→ **Belge Alıntısı**
# # # #

1876 yılında Graham Bell tarafından keşfedilen sabit telli telefon, uzun zamandır insanoğluna hizmet etmeye devam ediyor. Ancak insanın ihtiyacı bitmediğinden ve sabit telefon da ihtiyaçlara her zaman cevap vermediğinden yeni arayışlara sebep oldu. Her zaman ve her yerde konuşulabilecek olan ilk cep telefonunu 1973 yılında Martin Cooper keşfetti. Neredeyse bir tuğla büyüklüğünde olan bu mobil telefon bir başlangıç oldu. Avrupa’da 1982 yılında hızlandırılan çalışmalarla Global System Mobile kuruldu. 900 Mhz frekansında hizmet verecek standart geliştirildi. Bu sistemin merkezi hüviyetinde olan Finlandiya’daki Nokia şirketi, 1991 yılında 1011 model cep telefonunu imal edip ilk konuşmayı gerçekleştirdi.

# # # #

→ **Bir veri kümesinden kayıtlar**
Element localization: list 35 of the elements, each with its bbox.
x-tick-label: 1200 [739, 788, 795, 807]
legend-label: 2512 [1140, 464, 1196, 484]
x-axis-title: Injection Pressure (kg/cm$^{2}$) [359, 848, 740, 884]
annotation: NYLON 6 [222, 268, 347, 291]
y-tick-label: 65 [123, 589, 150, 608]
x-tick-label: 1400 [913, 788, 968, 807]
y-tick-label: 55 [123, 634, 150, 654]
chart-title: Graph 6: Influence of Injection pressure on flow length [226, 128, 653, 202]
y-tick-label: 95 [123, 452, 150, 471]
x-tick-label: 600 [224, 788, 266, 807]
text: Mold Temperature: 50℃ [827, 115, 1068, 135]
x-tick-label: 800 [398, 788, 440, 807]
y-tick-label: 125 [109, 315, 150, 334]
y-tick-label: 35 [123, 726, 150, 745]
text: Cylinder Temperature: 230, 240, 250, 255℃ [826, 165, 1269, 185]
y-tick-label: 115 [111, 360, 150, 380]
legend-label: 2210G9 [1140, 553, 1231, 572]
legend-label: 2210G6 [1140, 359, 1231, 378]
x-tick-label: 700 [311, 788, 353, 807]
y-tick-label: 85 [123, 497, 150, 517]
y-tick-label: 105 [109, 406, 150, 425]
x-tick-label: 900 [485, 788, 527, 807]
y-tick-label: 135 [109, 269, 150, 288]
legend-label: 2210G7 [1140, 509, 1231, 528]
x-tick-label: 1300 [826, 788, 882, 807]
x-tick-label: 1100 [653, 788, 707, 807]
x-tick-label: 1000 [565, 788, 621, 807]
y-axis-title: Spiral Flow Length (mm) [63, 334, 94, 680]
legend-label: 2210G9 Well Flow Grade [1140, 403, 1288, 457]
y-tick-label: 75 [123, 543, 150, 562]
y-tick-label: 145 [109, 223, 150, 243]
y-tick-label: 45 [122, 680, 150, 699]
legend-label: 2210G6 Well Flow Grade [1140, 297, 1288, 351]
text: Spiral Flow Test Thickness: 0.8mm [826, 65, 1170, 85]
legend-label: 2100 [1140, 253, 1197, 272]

# # # #

→ **Yapmanız Gereken**
Telefonun tarihçesini anlatan metinden "1876 yılında Graham" sözcüklerinden başlayıp aşağıda "ilk konuşmayı gerçekleştirdi." sözcüklerine kadar uzanan kısmın tamamını hiç değiştirmeden çıkarır mısınız?

→ **Görev Yanıtı**
1876 yılında Graham Bell tarafından keşfedilen sabit telli telefon, uzun zamandır insanoğluna hizmet etmeye devam ediyor. Ancak insanın ihtiyacı bitmediğinden ve sabit telefon da ihtiyaçlara her zaman cevap vermediğinden yeni arayışlara sebep oldu. Her zaman ve her yerde konuşulabilecek olan ilk cep telefonunu 1973 yılında Martin Cooper keşfetti. Neredeyse bir tuğla büyüklüğünde olan bu mobil telefon bir başlangıç oldu. Avrupa’da 1982 yılında hızlandırılan çalışmalarla Global System Mobile kuruldu. 900 Mhz frekansında hizmet verecek standart geliştirildi. Bu sistemin merkezi hüviyetinde olan Finlandiya’daki Nokia şirketi, 1991 yılında 1011 model cep telefonunu imal edip ilk konuşmayı gerçekleştirdi.